Problem
Reproduce the entries word for word, and omit any picture you find in them.

Available records

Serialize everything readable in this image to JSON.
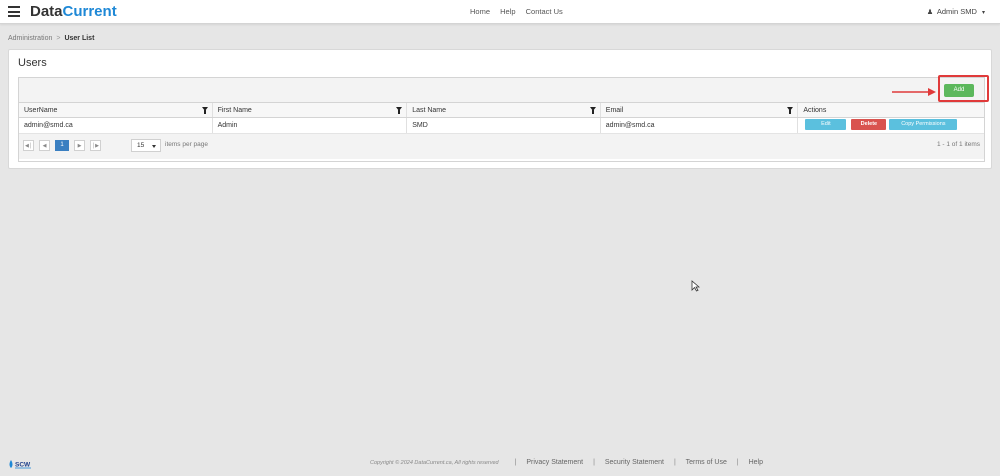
{
  "brand": {
    "part1": "Data",
    "part2": "Current"
  },
  "topnav": {
    "home": "Home",
    "help": "Help",
    "contact": "Contact Us"
  },
  "user": {
    "name": "Admin SMD"
  },
  "breadcrumb": {
    "parent": "Administration",
    "separator": ">",
    "current": "User List"
  },
  "card": {
    "title": "Users"
  },
  "toolbar": {
    "add_label": "Add"
  },
  "grid": {
    "columns": [
      "UserName",
      "First Name",
      "Last Name",
      "Email",
      "Actions"
    ],
    "rows": [
      {
        "username": "admin@smd.ca",
        "first_name": "Admin",
        "last_name": "SMD",
        "email": "admin@smd.ca"
      }
    ],
    "actions": {
      "edit": "Edit",
      "delete": "Delete",
      "copy": "Copy Permissions"
    }
  },
  "pager": {
    "first_icon": "first-page-icon",
    "prev_icon": "prev-page-icon",
    "current_page": "1",
    "next_icon": "next-page-icon",
    "last_icon": "last-page-icon",
    "page_size": "15",
    "items_per_page_label": "items per page",
    "range_text": "1 - 1 of 1 items"
  },
  "footer": {
    "logo_text": "SCW",
    "copyright": "Copyright © 2024 DataCurrent.ca, All rights reserved",
    "links": [
      "Privacy Statement",
      "Security Statement",
      "Terms of Use",
      "Help"
    ]
  },
  "colors": {
    "brand_accent": "#1e88d6",
    "add_button": "#5cb85c",
    "edit_button": "#5bc0de",
    "delete_button": "#d9534f",
    "pager_active": "#3a7fc1",
    "annotation": "#e03a3a"
  }
}
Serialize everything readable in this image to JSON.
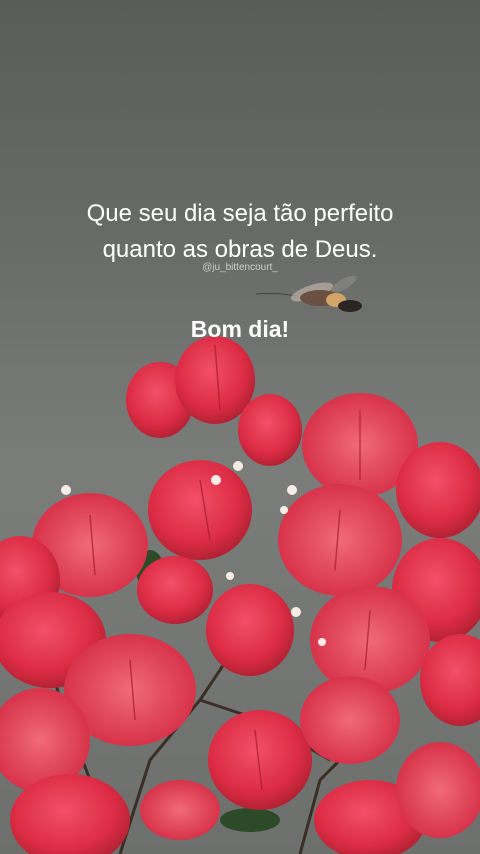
{
  "caption": {
    "line1": "Que seu dia seja tão perfeito",
    "line2": "quanto as obras de Deus."
  },
  "watermark": "@ju_bittencourt_",
  "greeting": "Bom dia!",
  "colors": {
    "flower": "#e0304a",
    "flower_dark": "#a81c2c",
    "flower_light": "#f04a5e",
    "leaf": "#2c4a28",
    "background": "#6a6c6a"
  },
  "icons": [
    "hummingbird-moth-icon",
    "bougainvillea-flowers-image"
  ]
}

Expected output
Serialize everything readable in this image to JSON.
{
  "brand": {
    "part1": "Data",
    "part2": "Current"
  },
  "topnav": {
    "home": "Home",
    "help": "Help",
    "contact": "Contact Us"
  },
  "user": {
    "name": "Admin SMD"
  },
  "breadcrumb": {
    "parent": "Administration",
    "separator": ">",
    "current": "User List"
  },
  "card": {
    "title": "Users"
  },
  "toolbar": {
    "add_label": "Add"
  },
  "grid": {
    "columns": [
      "UserName",
      "First Name",
      "Last Name",
      "Email",
      "Actions"
    ],
    "rows": [
      {
        "username": "admin@smd.ca",
        "first_name": "Admin",
        "last_name": "SMD",
        "email": "admin@smd.ca"
      }
    ],
    "actions": {
      "edit": "Edit",
      "delete": "Delete",
      "copy": "Copy Permissions"
    }
  },
  "pager": {
    "first_icon": "first-page-icon",
    "prev_icon": "prev-page-icon",
    "current_page": "1",
    "next_icon": "next-page-icon",
    "last_icon": "last-page-icon",
    "page_size": "15",
    "items_per_page_label": "items per page",
    "range_text": "1 - 1 of 1 items"
  },
  "footer": {
    "logo_text": "SCW",
    "copyright": "Copyright © 2024 DataCurrent.ca, All rights reserved",
    "links": [
      "Privacy Statement",
      "Security Statement",
      "Terms of Use",
      "Help"
    ]
  },
  "colors": {
    "brand_accent": "#1e88d6",
    "add_button": "#5cb85c",
    "edit_button": "#5bc0de",
    "delete_button": "#d9534f",
    "pager_active": "#3a7fc1",
    "annotation": "#e03a3a"
  }
}
Serialize everything readable in this image to JSON.
{
  "caption": {
    "line1": "Que seu dia seja tão perfeito",
    "line2": "quanto as obras de Deus."
  },
  "watermark": "@ju_bittencourt_",
  "greeting": "Bom dia!",
  "colors": {
    "flower": "#e0304a",
    "flower_dark": "#a81c2c",
    "flower_light": "#f04a5e",
    "leaf": "#2c4a28",
    "background": "#6a6c6a"
  },
  "icons": [
    "hummingbird-moth-icon",
    "bougainvillea-flowers-image"
  ]
}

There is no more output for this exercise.